The problem >> Restate the full listing word for word and leave the pictures out.

-- Start Data section --

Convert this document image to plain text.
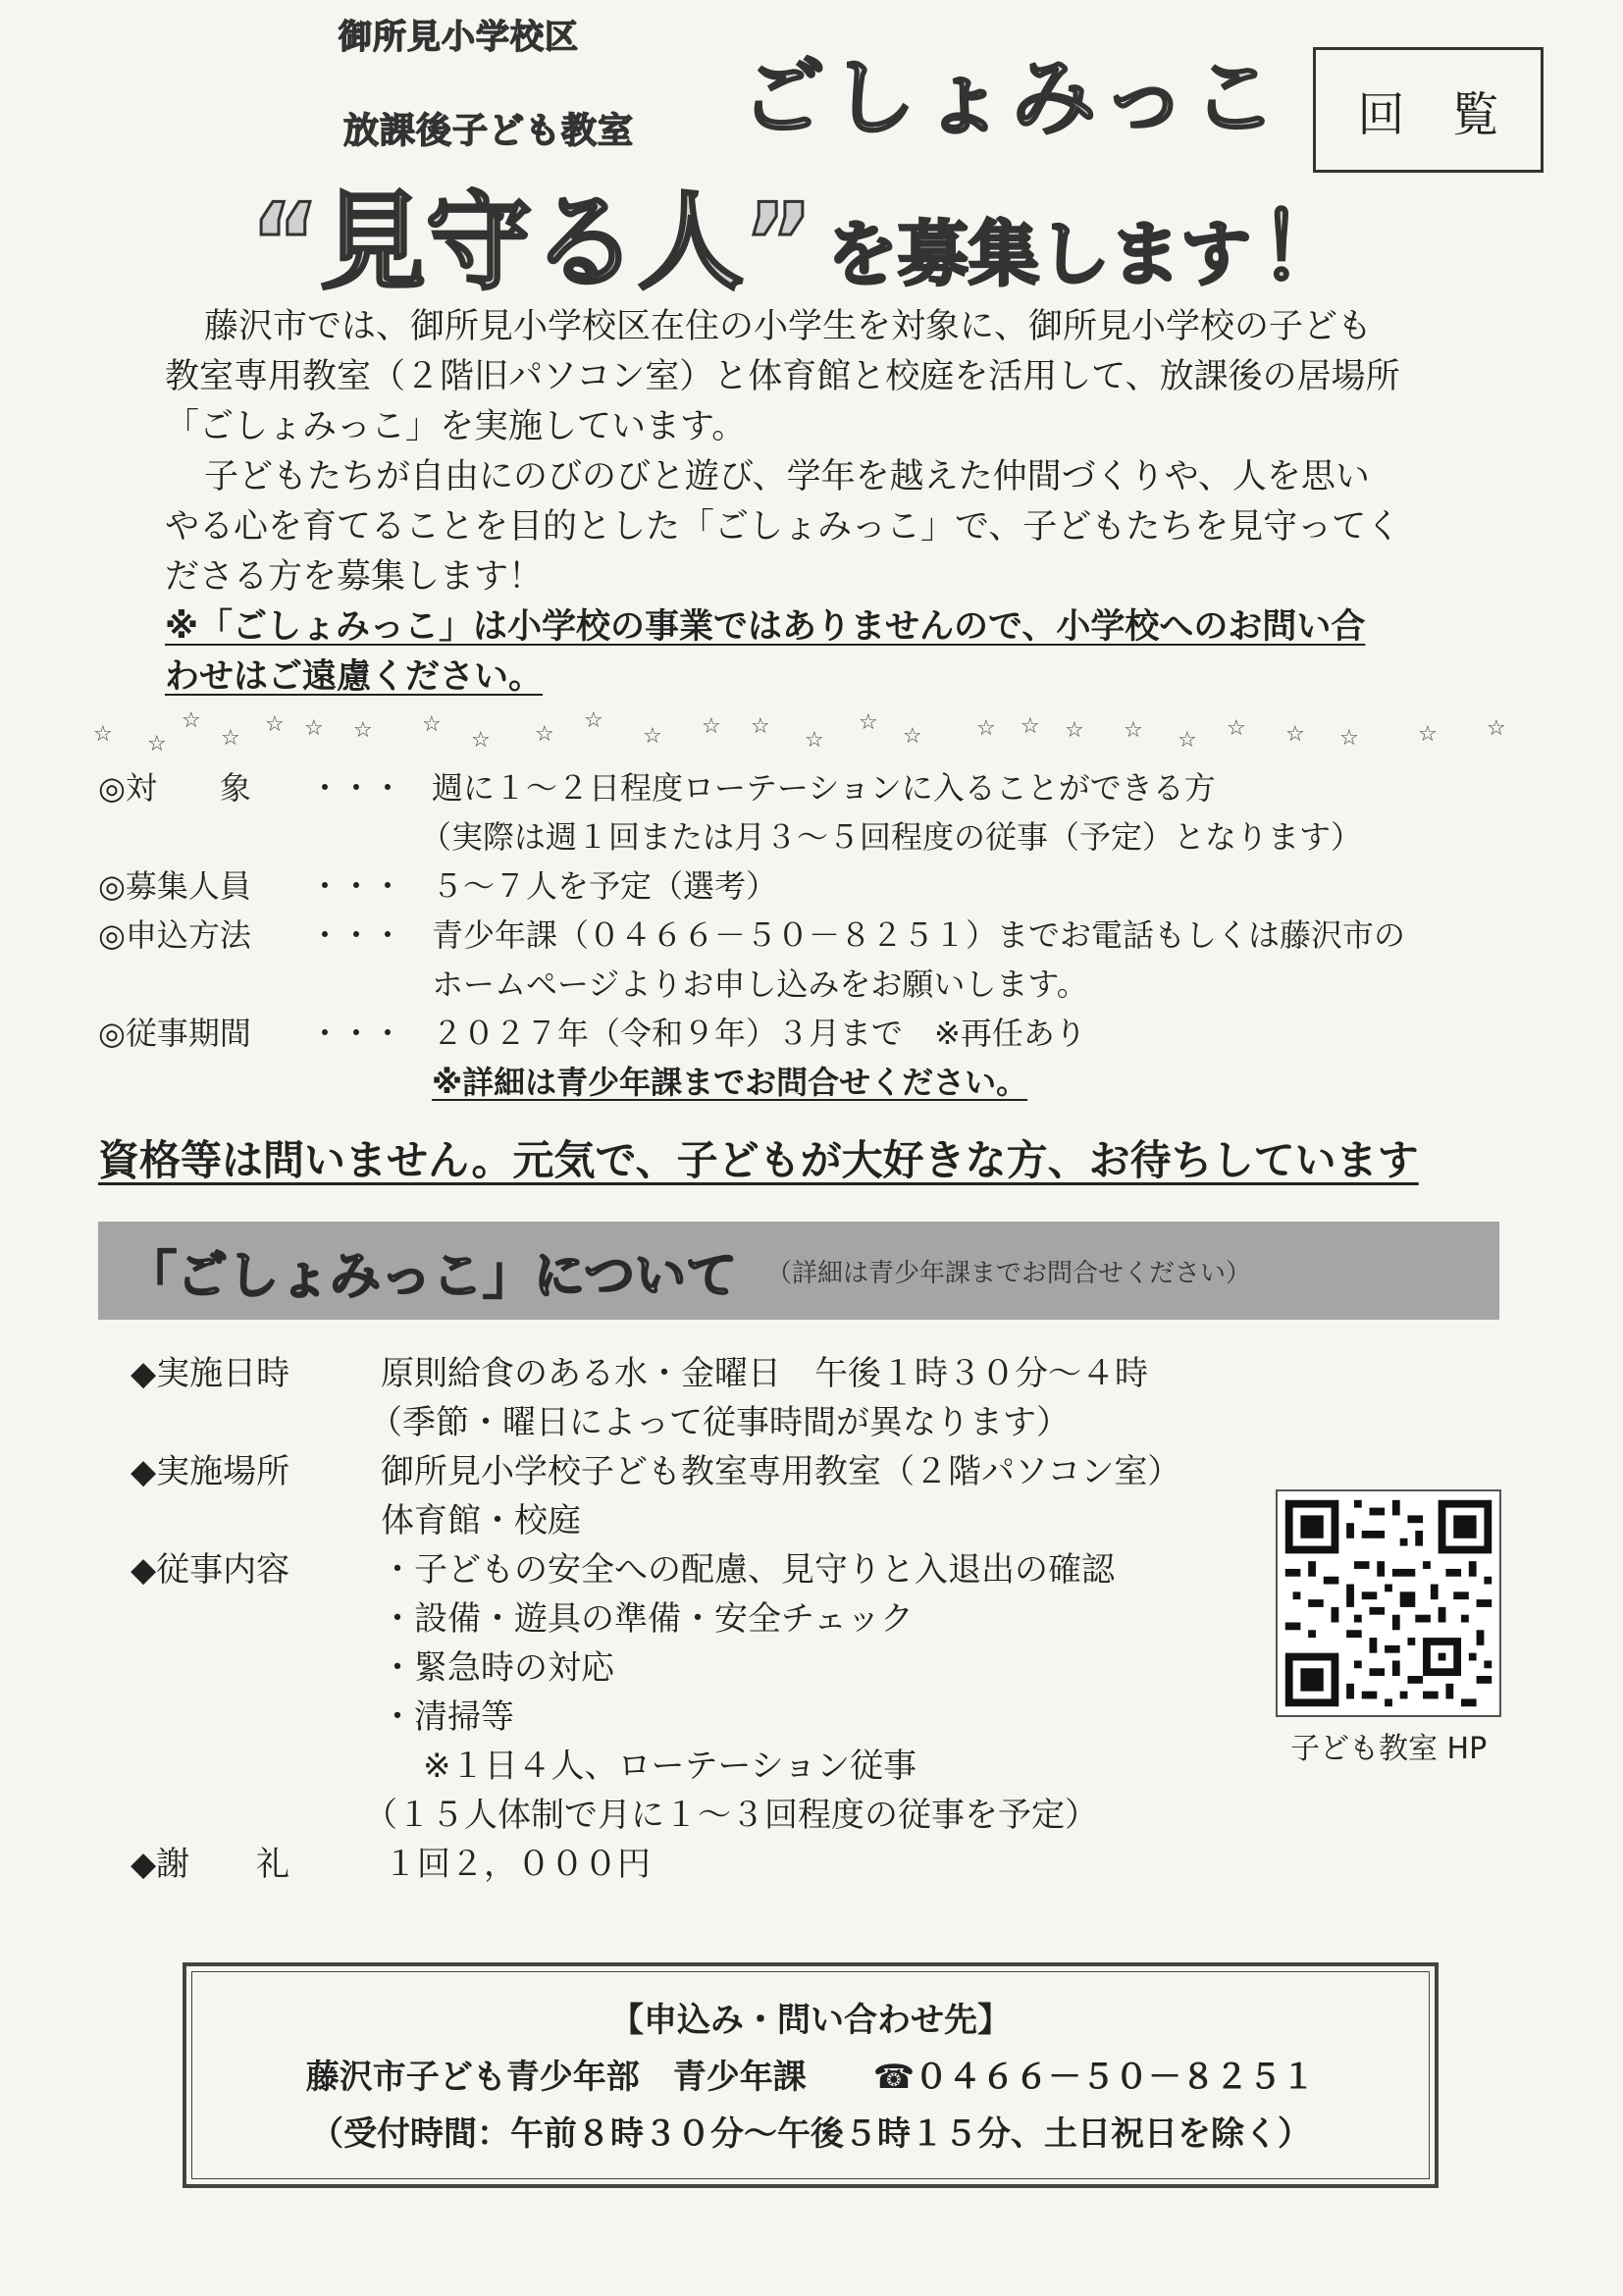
御所見小学校区
放課後子ども教室 ごしょみっこ	回覧
“見守る人” を募集します！

藤沢市では、御所見小学校区在住の小学生を対象に、御所見小学校の子ども

教室専用教室（２階旧パソコン室）と体育館と校庭を活用して、放課後の居場所

「ごしょみっこ」を実施しています。

子どもたちが自由にのびのびと遊び、学年を越えた仲間づくりや、人を思い

やる心を育てることを目的とした「ごしょみっこ」で、子どもたちを見守ってく

ださる方を募集します！

※「ごしょみっこ」は小学校の事業ではありませんので、小学校へのお問い合

わせはご遠慮ください。

☆ ☆
☆
☆
☆ ☆ ☆ ☆
☆ ☆
☆
☆ ☆ ☆
☆
☆
☆	☆ ☆ ☆ ☆ ☆ ☆ ☆ ☆	☆ ☆
◎対　　象 ・・・ 週に１～２日程度ローテーションに入ることができる方
（実際は週１回または月３～５回程度の従事（予定）となります）
◎募集人員 ・・・ ５～７人を予定（選考）
◎申込方法 ・・・ 青少年課（０４６６－５０－８２５１）までお電話もしくは藤沢市の
ホームページよりお申し込みをお願いします。
◎従事期間 ・・・ ２０２７年（令和９年）３月まで　※再任あり
※詳細は青少年課までお問合せください。
資格等は問いません。元気で、子どもが大好きな方、お待ちしています
「ごしょみっこ」について （詳細は青少年課までお問合せください）
◆実施日時	原則給食のある水・金曜日　午後１時３０分～４時
（季節・曜日によって従事時間が異なります）
◆実施場所	御所見小学校子ども教室専用教室（２階パソコン室）
体育館・校庭
◆従事内容	・子どもの安全への配慮、見守りと入退出の確認
・設備・遊具の準備・安全チェック
・緊急時の対応
・清掃等
※１日４人、ローテーション従事
（１５人体制で月に１～３回程度の従事を予定）
◆謝　　礼	１回２，０００円
子ども教室 HP
【申込み・問い合わせ先】
藤沢市子ども青少年部　青少年課　　☎０４６６－５０－８２５１
（受付時間：午前８時３０分～午後５時１５分、土日祝日を除く）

-- End Data section --

Response to this task >>
Convert this document image to plain text.
御所見小学校区
放課後子ども教室 ごしょみっこ	回覧
“見守る人” を募集します！

藤沢市では、御所見小学校区在住の小学生を対象に、御所見小学校の子ども

教室専用教室（２階旧パソコン室）と体育館と校庭を活用して、放課後の居場所

「ごしょみっこ」を実施しています。

子どもたちが自由にのびのびと遊び、学年を越えた仲間づくりや、人を思い

やる心を育てることを目的とした「ごしょみっこ」で、子どもたちを見守ってく

ださる方を募集します！

※「ごしょみっこ」は小学校の事業ではありませんので、小学校へのお問い合

わせはご遠慮ください。

☆ ☆
☆
☆
☆ ☆ ☆ ☆
☆ ☆
☆
☆ ☆ ☆
☆
☆
☆	☆ ☆ ☆ ☆ ☆ ☆ ☆ ☆	☆ ☆
◎対　　象 ・・・ 週に１～２日程度ローテーションに入ることができる方
（実際は週１回または月３～５回程度の従事（予定）となります）
◎募集人員 ・・・ ５～７人を予定（選考）
◎申込方法 ・・・ 青少年課（０４６６－５０－８２５１）までお電話もしくは藤沢市の
ホームページよりお申し込みをお願いします。
◎従事期間 ・・・ ２０２７年（令和９年）３月まで　※再任あり
※詳細は青少年課までお問合せください。
資格等は問いません。元気で、子どもが大好きな方、お待ちしています
「ごしょみっこ」について （詳細は青少年課までお問合せください）
◆実施日時	原則給食のある水・金曜日　午後１時３０分～４時
（季節・曜日によって従事時間が異なります）
◆実施場所	御所見小学校子ども教室専用教室（２階パソコン室）
体育館・校庭
◆従事内容	・子どもの安全への配慮、見守りと入退出の確認
・設備・遊具の準備・安全チェック
・緊急時の対応
・清掃等
※１日４人、ローテーション従事
（１５人体制で月に１～３回程度の従事を予定）
◆謝　　礼	１回２，０００円
子ども教室 HP
【申込み・問い合わせ先】
藤沢市子ども青少年部　青少年課　　☎０４６６－５０－８２５１
（受付時間：午前８時３０分～午後５時１５分、土日祝日を除く）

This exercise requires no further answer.